[Request] Search the data for the word "Size". Reproduce every line where it is found.
***** Excerpted records *****
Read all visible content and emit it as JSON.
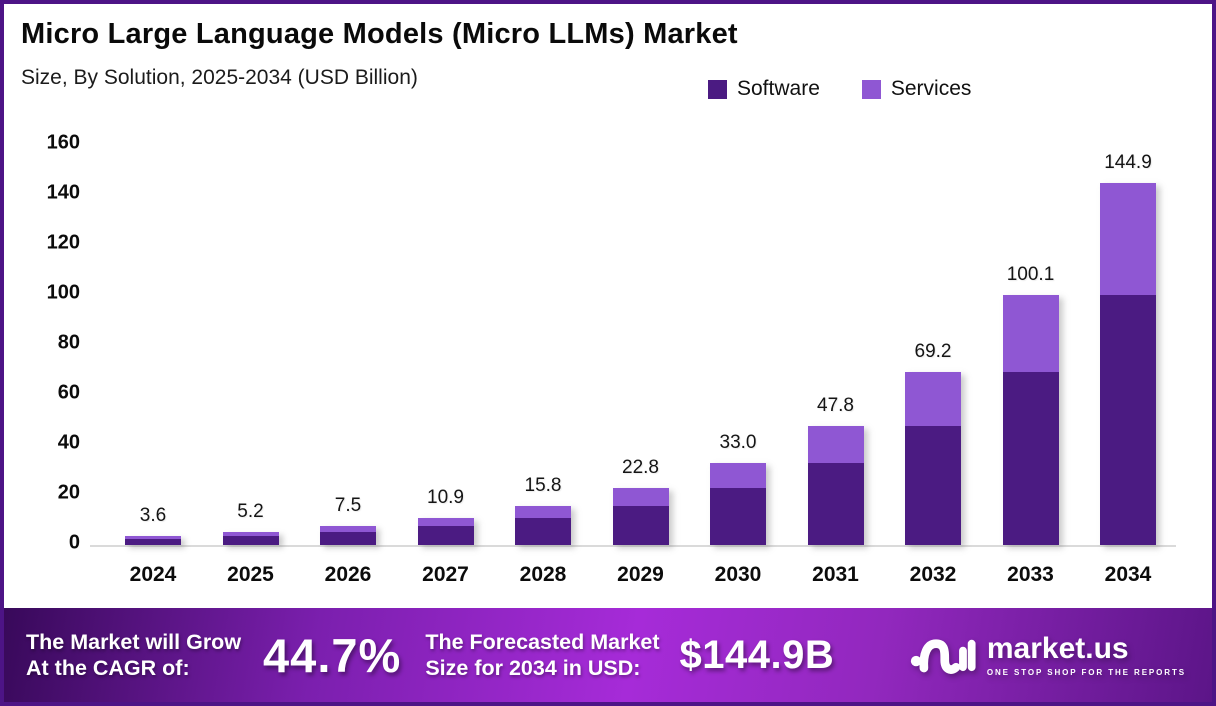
{
  "header": {
    "title": "Micro Large Language Models (Micro LLMs) Market",
    "subtitle": "Size, By Solution, 2025-2034 (USD Billion)"
  },
  "legend": [
    {
      "label": "Software",
      "color": "#4B1B82"
    },
    {
      "label": "Services",
      "color": "#8F57D3"
    }
  ],
  "chart_data": {
    "type": "bar",
    "stacked": true,
    "title": "Micro Large Language Models (Micro LLMs) Market",
    "subtitle": "Size, By Solution, 2025-2034 (USD Billion)",
    "categories": [
      "2024",
      "2025",
      "2026",
      "2027",
      "2028",
      "2029",
      "2030",
      "2031",
      "2032",
      "2033",
      "2034"
    ],
    "series": [
      {
        "name": "Software",
        "color": "#4B1B82",
        "values": [
          2.5,
          3.6,
          5.2,
          7.5,
          10.9,
          15.8,
          22.8,
          33.0,
          47.8,
          69.2,
          100.1
        ]
      },
      {
        "name": "Services",
        "color": "#8F57D3",
        "values": [
          1.1,
          1.6,
          2.3,
          3.4,
          4.9,
          7.0,
          10.2,
          14.8,
          21.4,
          30.9,
          44.8
        ]
      }
    ],
    "totals": [
      3.6,
      5.2,
      7.5,
      10.9,
      15.8,
      22.8,
      33.0,
      47.8,
      69.2,
      100.1,
      144.9
    ],
    "total_labels": [
      "3.6",
      "5.2",
      "7.5",
      "10.9",
      "15.8",
      "22.8",
      "33.0",
      "47.8",
      "69.2",
      "100.1",
      "144.9"
    ],
    "xlabel": "",
    "ylabel": "",
    "ylim": [
      0,
      160
    ],
    "y_ticks": [
      0,
      20,
      40,
      60,
      80,
      100,
      120,
      140,
      160
    ],
    "grid": false,
    "legend_position": "top-right"
  },
  "banner": {
    "cagr_label_line1": "The Market will Grow",
    "cagr_label_line2": "At the CAGR of:",
    "cagr_value": "44.7%",
    "forecast_label_line1": "The Forecasted Market",
    "forecast_label_line2": "Size for 2034 in USD:",
    "forecast_value": "$144.9B",
    "logo_name": "market.us",
    "logo_tagline": "ONE STOP SHOP FOR THE REPORTS"
  },
  "colors": {
    "frame_border": "#4D1486",
    "software": "#4B1B82",
    "services": "#8F57D3",
    "axis_line": "#dadada",
    "banner_gradient_mid": "#A62BD8"
  }
}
*****
[Task output]
    "subtitle": "Size, By Solution, 2025-2034 (USD Billion)"
    "subtitle": "Size, By Solution, 2025-2034 (USD Billion)",
    "forecast_label_line2": "Size for 2034 in USD:",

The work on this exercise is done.